» **Extracted data**:
§

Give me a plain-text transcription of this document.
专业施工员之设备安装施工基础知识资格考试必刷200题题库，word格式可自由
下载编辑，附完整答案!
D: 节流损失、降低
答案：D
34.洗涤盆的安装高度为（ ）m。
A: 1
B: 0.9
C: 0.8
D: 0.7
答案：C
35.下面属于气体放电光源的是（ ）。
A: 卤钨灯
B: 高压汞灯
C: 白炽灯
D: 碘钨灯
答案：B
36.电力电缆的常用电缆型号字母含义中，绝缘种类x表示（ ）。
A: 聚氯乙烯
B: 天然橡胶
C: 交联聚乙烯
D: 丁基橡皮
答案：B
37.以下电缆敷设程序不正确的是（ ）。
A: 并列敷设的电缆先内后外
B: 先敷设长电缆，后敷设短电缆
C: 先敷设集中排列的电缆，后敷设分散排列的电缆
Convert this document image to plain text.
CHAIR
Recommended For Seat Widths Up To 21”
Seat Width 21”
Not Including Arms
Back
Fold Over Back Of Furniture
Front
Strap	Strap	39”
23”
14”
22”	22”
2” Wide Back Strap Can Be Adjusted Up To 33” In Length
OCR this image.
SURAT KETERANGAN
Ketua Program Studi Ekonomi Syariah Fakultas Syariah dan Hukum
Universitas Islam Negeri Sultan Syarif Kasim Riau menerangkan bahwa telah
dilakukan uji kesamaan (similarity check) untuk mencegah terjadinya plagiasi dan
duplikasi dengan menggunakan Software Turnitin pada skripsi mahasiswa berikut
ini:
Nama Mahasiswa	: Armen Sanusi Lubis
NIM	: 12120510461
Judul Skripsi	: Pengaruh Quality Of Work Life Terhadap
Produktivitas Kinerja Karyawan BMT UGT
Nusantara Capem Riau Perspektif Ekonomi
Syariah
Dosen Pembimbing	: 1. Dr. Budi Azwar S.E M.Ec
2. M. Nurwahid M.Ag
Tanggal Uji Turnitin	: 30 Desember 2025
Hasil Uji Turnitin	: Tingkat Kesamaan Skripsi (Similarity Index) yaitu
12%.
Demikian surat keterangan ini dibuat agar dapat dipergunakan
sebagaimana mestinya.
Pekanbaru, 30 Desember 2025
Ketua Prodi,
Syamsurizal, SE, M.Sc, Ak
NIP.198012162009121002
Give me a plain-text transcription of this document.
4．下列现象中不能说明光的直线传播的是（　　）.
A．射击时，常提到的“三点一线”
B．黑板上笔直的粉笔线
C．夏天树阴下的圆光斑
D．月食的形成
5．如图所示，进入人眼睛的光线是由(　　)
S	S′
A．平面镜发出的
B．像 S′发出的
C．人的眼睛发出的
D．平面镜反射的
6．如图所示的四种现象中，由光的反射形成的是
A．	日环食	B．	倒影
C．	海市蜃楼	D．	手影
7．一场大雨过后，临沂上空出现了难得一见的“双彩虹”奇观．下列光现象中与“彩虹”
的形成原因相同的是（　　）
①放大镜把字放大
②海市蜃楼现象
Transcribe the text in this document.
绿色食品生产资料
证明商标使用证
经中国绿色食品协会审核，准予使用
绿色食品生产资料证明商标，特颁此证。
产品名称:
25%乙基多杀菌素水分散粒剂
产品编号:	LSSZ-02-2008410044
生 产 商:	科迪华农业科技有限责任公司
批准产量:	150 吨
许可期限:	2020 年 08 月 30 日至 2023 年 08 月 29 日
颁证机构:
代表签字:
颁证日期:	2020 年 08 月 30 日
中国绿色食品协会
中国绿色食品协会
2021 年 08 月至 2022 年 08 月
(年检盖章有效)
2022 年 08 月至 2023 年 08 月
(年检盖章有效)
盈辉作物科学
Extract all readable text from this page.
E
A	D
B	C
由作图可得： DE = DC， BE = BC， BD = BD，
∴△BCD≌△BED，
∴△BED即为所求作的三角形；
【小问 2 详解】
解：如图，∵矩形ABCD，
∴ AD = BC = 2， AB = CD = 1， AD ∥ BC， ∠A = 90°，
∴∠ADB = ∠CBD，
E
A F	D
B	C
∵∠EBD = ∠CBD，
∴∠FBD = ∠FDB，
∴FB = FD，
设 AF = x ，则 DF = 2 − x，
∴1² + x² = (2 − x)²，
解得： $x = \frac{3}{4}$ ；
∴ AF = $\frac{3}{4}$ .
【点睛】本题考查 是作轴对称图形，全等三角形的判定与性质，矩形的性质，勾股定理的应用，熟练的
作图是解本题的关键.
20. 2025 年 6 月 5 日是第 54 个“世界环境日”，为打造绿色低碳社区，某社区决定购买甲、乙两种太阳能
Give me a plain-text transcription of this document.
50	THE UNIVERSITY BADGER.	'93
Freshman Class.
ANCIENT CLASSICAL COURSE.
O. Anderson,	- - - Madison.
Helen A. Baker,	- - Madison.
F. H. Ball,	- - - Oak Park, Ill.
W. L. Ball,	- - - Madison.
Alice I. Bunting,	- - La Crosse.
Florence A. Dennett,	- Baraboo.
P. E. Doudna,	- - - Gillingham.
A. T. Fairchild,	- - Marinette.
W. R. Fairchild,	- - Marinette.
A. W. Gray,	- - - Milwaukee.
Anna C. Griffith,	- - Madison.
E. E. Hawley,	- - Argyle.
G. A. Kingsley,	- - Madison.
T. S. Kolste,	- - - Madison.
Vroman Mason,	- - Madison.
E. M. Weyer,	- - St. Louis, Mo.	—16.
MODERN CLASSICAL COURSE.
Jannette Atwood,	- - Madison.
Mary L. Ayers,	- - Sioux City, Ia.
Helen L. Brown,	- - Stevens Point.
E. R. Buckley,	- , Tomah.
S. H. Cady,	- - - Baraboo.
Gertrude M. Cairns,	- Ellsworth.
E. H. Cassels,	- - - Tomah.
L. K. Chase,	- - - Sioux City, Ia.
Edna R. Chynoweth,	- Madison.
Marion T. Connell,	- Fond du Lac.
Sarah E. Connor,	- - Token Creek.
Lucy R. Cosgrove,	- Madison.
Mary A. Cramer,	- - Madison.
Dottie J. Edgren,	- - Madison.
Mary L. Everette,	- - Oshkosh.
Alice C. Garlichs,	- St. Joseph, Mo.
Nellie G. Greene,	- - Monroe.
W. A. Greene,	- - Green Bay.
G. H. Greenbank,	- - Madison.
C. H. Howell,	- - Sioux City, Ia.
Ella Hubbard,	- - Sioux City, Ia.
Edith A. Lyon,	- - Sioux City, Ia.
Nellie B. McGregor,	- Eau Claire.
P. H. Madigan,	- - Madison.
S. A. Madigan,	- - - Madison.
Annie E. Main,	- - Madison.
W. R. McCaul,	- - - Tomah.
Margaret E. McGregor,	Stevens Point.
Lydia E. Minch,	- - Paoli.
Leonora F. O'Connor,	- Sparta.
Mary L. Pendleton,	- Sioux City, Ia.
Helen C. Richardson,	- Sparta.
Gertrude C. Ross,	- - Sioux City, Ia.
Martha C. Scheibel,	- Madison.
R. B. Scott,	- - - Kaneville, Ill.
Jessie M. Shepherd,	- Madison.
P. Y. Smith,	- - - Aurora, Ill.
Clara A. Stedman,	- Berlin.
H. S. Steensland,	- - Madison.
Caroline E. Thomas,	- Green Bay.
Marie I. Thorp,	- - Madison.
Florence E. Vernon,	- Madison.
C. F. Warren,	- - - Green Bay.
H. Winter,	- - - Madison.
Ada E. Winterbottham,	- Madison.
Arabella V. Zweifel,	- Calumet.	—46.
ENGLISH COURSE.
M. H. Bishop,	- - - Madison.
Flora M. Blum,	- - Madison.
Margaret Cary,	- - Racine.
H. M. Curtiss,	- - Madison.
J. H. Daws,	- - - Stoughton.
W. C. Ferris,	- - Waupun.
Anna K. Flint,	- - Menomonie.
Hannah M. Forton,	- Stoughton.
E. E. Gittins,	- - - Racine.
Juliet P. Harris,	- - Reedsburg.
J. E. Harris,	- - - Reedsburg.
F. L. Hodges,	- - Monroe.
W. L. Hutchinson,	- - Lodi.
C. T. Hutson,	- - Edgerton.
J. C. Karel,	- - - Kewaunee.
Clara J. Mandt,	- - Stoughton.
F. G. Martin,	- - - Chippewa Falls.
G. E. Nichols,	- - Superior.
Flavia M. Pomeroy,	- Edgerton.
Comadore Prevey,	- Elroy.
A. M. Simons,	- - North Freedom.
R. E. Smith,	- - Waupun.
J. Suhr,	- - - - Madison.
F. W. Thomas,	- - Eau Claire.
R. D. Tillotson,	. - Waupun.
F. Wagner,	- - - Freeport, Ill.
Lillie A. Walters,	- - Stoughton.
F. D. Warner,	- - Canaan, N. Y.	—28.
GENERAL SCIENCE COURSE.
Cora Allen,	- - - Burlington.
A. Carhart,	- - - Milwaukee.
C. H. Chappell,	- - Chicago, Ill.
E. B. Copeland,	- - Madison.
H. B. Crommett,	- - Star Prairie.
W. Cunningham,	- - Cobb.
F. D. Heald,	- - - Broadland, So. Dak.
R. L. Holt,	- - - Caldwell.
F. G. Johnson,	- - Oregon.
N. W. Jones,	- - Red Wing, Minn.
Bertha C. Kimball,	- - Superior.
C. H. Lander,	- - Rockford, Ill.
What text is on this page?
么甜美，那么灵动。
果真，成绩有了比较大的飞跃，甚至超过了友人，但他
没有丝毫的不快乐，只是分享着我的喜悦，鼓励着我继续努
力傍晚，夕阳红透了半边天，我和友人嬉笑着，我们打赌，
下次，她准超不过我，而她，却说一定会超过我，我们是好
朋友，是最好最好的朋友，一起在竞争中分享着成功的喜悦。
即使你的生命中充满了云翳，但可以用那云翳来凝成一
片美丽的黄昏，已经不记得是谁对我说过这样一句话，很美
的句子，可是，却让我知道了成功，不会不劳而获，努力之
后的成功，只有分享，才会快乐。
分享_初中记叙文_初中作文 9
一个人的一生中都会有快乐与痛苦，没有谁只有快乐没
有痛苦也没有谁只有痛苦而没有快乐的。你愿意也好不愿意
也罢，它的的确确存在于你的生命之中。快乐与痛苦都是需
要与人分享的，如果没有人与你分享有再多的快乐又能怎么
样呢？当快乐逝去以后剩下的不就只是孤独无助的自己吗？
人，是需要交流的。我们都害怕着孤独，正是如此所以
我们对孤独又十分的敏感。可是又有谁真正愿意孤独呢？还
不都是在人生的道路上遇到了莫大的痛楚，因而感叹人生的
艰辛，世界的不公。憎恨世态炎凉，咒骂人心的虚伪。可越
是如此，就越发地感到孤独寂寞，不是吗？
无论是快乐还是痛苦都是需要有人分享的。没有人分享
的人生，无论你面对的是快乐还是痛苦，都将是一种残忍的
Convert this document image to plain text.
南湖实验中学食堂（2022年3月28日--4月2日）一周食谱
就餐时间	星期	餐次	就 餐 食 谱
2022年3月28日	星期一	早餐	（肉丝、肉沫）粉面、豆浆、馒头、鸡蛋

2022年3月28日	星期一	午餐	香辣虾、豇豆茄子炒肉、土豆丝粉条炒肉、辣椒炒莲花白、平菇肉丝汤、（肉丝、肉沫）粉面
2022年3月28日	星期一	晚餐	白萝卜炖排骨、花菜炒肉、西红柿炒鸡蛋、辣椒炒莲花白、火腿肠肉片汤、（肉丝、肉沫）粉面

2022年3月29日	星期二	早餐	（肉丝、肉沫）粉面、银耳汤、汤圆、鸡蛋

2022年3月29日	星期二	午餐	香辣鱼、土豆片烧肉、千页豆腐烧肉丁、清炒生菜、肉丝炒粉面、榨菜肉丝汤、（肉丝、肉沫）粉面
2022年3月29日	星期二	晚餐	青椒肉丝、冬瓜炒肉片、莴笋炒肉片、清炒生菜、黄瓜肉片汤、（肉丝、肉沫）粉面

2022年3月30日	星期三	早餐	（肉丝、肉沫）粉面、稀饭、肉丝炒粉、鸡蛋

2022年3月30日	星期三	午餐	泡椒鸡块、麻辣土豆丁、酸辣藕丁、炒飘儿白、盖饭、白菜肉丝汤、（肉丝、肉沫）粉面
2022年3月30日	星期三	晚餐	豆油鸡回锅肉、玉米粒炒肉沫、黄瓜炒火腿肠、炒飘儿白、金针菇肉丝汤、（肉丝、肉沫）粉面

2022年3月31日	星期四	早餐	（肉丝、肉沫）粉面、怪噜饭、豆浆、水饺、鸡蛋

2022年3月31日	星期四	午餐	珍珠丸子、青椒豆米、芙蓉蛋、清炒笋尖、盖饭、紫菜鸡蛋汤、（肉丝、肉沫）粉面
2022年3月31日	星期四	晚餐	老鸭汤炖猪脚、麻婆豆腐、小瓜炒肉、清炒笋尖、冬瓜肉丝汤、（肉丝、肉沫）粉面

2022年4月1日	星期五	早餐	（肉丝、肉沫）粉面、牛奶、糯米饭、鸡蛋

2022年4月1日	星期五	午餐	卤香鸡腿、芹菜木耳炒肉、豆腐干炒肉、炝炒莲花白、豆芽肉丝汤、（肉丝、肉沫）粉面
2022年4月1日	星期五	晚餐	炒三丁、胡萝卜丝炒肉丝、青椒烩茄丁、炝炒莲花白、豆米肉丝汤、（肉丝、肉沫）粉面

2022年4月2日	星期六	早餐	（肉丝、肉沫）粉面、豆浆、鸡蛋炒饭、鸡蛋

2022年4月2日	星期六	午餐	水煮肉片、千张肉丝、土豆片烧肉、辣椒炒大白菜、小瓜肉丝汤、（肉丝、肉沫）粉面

§

» **Task requirements**: Find the word "McGregor" in the entries above and gather every line that holds it.

» **Answer**:
Nellie B. McGregor,	- Eau Claire.
Margaret E. McGregor,	Stevens Point.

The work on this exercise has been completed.